— begin SOURCE PASSAGE —
Here are some of the books from our collection published in the 1920s that have become classics.

Age of Innocence (Edith Wharton) –The story, set in upper-class New York City in the 1870s, was warmly received when it was first published, and as recently as this year, New York Magazine critic Sam Anderson named it "the single greatest New York novel." The Age of Innocence centers on an upper-class couple's impending marriage and the introduction of a woman plagued by scandal whose presence threatens their happiness. Though the novel questions the assumptions and morals of 1870s New York society, it never devolves into outright condemnation: Not to be overlooked is Wharton's attention to detailing the charms and customs of the upper caste. The novel is lauded for its accurate portrayal of how the 19th-century East Coast American upper class lived, and this, combined with the social tragedy, earned Wharton a Pulitzer Prize in 1921 – the first Pulitzer awarded to a woman.

All Quiet on the Western Front (Erich Maria Remarque) – Written in 1928, this novel tells the story of Paul Bäumer, a soldier who – urged on by his school teacher – joins the German army shortly after the start of World War I. Bäumer arrives at the Western Front with his friends and schoolmates. There they meet Stanislaus Katczinsky, an older soldier, nicknamed Kat, who becomes Paul's mentor. While fighting at the front, Bäumer and his comrades have to engage in frequent battles and endure the dangerous and often squalid conditions of warfare. The author was himself a German veteran of World War I, and his novel describes the German soldiers' extreme physical and mental stress during the war, and the detachment from civilian life felt by many of those soldiers upon returning home from the front.

Babbitt (Sinclair Lewis) - First published in 1922, this novel is largely a satire of American culture, society, and behavior, critiquing the vacuity of middle-class American life and its pressure on individuals toward conformity. Babbitt is professionally successful as a realtor but lives with only the vaguest awareness of the lives and deaths of his contemporaries. Much of his energy in the beginning is spent on climbing the social ladder through booster functions, real estate sales, and making good with various dignitaries. Lewis paints humorous scenes of Babbitt foolishly bartering for liquor (illegal at the time because of Prohibition), hosting dinner parties, and taking clients to view property. All of this is juxtaposed against backdrops of Babbitt's incessant materialism and his growing discontent.

The Bridge of San Luis Rey (Thornton Wilder) – This is the story of several interrelated people who die in the collapse of an Inca rope-fiber suspension bridge in Peru and the events that lead up to their presence the bridge. A friar who has witnessed the tragic accident then goes about inquiring into the lives of the victims, seeking some sort of cosmic answer to the question of why each had to die. The novel won the Pulitzer Prize in 1928.
— end SOURCE PASSAGE —
### PROBLEM REQUIREMENTS
Return everything from "The Bridge of" down to "Prize in 1928." in the passage on classic books from the 1920s, copied word for word.
— begin DATA EXTRACT —
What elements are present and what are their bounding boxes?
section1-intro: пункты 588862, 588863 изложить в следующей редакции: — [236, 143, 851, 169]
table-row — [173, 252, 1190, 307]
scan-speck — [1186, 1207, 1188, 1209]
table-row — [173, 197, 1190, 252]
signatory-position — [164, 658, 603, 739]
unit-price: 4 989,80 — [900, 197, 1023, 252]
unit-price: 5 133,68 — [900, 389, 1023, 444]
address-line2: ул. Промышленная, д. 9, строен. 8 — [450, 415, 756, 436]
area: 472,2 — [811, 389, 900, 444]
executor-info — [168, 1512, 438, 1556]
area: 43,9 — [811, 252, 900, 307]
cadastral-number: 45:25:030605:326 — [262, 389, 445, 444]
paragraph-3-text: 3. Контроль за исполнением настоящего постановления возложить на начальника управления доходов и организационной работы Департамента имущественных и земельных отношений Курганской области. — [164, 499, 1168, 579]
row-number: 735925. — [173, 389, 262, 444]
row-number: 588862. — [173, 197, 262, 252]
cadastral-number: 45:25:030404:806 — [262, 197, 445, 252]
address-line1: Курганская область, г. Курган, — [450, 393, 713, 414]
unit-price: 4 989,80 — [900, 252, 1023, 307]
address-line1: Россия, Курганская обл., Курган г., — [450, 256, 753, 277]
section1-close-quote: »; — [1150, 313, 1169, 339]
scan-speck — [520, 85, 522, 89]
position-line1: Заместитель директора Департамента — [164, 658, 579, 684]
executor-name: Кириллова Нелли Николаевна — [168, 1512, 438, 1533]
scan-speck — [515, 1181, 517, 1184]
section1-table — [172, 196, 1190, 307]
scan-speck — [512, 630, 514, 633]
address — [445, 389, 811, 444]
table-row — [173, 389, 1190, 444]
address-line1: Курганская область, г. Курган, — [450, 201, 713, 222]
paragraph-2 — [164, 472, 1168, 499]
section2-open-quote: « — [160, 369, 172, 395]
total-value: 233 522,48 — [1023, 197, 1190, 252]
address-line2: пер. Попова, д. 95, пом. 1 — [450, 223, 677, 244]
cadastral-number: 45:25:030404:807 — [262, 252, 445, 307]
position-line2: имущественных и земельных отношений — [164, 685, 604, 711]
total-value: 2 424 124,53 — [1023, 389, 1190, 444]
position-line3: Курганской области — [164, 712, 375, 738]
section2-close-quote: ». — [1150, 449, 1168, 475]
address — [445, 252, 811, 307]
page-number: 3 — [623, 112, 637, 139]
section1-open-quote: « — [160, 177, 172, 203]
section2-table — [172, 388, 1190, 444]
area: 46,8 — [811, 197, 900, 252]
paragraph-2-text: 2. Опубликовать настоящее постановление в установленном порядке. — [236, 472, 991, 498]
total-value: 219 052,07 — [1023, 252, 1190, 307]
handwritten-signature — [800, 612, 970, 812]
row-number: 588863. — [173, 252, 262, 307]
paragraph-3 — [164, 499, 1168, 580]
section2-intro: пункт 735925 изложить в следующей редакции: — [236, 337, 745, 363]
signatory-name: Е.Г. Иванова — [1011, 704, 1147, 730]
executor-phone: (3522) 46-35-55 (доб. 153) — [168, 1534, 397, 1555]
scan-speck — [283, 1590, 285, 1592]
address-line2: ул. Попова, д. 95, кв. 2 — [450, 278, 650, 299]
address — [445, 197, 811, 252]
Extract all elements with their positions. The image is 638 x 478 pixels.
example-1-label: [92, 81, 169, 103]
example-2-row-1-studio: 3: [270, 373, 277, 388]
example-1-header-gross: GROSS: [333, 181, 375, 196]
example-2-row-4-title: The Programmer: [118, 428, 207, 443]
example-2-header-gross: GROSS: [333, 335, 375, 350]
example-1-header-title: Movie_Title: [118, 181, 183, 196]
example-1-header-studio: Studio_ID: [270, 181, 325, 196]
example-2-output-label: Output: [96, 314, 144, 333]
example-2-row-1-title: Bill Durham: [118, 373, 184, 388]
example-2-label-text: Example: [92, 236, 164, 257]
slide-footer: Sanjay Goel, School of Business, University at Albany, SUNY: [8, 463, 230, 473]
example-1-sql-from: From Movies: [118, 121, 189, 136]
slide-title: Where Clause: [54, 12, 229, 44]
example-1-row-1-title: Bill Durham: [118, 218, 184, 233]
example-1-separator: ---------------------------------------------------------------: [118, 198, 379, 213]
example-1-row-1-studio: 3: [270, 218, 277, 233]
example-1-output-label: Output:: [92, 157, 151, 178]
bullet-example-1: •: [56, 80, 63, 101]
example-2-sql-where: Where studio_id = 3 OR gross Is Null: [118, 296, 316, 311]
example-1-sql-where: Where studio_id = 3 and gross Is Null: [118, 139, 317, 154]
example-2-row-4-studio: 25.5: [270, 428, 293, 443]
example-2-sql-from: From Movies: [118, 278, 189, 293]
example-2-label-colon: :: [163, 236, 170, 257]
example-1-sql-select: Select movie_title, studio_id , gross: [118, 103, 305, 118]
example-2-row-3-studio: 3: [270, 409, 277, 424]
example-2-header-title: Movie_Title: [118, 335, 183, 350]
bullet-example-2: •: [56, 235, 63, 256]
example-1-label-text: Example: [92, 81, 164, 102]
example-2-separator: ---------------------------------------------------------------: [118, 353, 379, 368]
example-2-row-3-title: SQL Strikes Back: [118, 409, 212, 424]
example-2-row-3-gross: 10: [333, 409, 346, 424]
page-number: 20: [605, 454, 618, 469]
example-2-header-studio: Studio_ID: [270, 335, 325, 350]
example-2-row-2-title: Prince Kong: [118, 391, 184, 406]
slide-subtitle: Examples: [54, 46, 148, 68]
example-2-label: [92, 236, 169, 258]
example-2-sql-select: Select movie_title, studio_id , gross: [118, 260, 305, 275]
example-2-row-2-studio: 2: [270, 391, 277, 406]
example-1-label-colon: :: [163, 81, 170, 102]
— end DATA EXTRACT —
— begin DATA EXTRACT —
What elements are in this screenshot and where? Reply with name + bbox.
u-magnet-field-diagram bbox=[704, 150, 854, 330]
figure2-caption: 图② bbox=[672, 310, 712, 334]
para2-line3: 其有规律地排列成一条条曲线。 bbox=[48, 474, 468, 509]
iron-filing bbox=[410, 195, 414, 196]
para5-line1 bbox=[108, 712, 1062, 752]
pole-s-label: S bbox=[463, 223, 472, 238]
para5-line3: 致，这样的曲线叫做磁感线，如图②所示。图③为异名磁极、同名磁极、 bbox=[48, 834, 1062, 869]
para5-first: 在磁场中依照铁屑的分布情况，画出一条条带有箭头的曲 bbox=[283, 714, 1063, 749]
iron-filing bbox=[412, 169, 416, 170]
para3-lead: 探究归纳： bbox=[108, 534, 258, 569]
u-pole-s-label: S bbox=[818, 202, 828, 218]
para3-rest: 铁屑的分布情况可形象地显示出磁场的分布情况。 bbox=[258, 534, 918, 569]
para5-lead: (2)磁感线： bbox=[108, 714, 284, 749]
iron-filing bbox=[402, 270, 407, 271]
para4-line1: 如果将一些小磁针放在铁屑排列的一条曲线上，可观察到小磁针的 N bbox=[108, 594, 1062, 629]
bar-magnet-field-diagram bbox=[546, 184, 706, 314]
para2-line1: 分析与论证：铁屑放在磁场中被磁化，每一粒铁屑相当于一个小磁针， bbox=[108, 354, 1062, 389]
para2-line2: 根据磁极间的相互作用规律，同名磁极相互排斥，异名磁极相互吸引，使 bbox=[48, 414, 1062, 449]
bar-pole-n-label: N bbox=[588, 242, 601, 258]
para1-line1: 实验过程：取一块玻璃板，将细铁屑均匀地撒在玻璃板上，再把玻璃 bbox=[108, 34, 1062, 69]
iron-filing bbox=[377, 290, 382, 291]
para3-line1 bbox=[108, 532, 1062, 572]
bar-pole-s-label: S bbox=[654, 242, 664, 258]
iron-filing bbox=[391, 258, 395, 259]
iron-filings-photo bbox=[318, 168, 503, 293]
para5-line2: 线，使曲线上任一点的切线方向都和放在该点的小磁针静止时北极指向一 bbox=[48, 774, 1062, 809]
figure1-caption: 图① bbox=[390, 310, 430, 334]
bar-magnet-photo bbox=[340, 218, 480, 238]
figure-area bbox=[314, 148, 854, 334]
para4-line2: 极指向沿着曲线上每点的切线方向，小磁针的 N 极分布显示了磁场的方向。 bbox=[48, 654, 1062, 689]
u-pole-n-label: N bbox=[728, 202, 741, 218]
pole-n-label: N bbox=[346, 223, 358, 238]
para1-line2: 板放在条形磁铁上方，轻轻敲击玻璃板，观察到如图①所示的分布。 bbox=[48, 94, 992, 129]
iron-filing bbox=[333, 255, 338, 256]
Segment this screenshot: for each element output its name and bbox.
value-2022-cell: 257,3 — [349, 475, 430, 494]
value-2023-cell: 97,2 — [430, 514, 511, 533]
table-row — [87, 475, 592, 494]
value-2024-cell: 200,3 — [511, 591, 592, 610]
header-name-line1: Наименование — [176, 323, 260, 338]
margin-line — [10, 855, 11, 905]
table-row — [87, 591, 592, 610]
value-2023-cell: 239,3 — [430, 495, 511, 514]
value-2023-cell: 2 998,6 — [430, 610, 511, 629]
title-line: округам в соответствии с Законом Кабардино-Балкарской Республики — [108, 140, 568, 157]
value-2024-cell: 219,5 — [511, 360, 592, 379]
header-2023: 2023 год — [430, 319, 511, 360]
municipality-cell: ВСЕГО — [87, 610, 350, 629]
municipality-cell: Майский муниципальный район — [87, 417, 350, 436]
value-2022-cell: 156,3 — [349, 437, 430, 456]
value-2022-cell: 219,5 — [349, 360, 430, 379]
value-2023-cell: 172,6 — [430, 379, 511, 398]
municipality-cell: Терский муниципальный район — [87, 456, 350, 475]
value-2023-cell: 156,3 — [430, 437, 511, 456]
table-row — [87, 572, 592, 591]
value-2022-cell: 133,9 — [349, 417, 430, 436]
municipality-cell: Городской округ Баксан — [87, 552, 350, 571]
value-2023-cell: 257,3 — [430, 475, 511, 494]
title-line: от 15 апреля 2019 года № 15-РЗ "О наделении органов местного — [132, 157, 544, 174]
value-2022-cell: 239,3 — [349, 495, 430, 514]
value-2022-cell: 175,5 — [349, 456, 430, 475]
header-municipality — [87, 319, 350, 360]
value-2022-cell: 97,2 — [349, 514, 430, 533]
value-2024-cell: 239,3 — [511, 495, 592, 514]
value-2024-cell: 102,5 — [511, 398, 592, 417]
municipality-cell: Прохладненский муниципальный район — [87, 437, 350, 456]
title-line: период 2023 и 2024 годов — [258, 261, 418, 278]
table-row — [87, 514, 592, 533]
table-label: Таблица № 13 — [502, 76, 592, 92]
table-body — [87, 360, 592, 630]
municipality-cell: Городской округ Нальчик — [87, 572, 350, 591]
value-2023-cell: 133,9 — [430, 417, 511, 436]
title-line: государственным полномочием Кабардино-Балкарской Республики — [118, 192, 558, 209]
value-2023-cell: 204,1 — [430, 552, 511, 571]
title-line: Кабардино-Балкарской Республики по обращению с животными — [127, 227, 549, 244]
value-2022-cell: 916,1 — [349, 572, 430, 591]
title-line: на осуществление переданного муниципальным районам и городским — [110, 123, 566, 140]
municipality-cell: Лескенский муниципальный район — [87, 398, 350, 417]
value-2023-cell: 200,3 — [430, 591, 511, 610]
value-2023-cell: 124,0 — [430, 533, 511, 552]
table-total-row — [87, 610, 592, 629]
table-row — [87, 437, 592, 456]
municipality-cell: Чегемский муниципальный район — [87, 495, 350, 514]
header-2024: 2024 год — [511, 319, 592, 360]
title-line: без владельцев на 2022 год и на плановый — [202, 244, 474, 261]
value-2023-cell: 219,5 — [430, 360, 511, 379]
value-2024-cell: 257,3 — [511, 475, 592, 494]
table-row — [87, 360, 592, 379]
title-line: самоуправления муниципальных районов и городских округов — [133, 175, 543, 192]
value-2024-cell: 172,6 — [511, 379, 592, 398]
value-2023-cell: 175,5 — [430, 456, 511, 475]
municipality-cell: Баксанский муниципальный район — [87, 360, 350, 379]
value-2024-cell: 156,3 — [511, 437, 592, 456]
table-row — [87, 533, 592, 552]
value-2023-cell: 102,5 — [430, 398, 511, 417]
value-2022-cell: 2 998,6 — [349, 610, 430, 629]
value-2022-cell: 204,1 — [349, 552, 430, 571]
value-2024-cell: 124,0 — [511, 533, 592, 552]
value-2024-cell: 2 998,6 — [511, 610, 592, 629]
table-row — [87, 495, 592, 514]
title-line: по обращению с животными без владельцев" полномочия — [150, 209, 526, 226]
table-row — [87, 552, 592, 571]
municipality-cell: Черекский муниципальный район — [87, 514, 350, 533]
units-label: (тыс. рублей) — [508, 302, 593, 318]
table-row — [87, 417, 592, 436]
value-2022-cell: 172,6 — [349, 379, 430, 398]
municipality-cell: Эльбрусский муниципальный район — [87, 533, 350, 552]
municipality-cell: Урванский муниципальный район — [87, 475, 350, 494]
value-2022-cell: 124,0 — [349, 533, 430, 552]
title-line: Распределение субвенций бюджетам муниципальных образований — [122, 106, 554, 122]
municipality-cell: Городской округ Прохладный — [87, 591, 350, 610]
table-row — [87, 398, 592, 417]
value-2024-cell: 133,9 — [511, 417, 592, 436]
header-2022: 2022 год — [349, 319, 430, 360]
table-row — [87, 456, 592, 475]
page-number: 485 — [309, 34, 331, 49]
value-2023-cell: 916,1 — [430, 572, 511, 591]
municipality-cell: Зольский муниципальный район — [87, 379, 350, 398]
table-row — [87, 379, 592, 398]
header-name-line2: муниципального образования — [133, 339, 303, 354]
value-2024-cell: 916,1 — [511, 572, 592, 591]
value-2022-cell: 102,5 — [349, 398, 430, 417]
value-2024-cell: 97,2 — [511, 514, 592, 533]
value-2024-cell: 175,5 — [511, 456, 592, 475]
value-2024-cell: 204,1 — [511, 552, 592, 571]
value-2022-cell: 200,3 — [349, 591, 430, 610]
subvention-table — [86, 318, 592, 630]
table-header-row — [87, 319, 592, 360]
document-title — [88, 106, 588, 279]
— end DATA EXTRACT —
### RESPONSE
The Bridge of San Luis Rey (Thornton Wilder) – This is the story of several interrelated people who die in the collapse of an Inca rope-fiber suspension bridge in Peru and the events that lead up to their presence the bridge. A friar who has witnessed the tragic accident then goes about inquiring into the lives of the victims, seeking some sort of cosmic answer to the question of why each had to die. The novel won the Pulitzer Prize in 1928.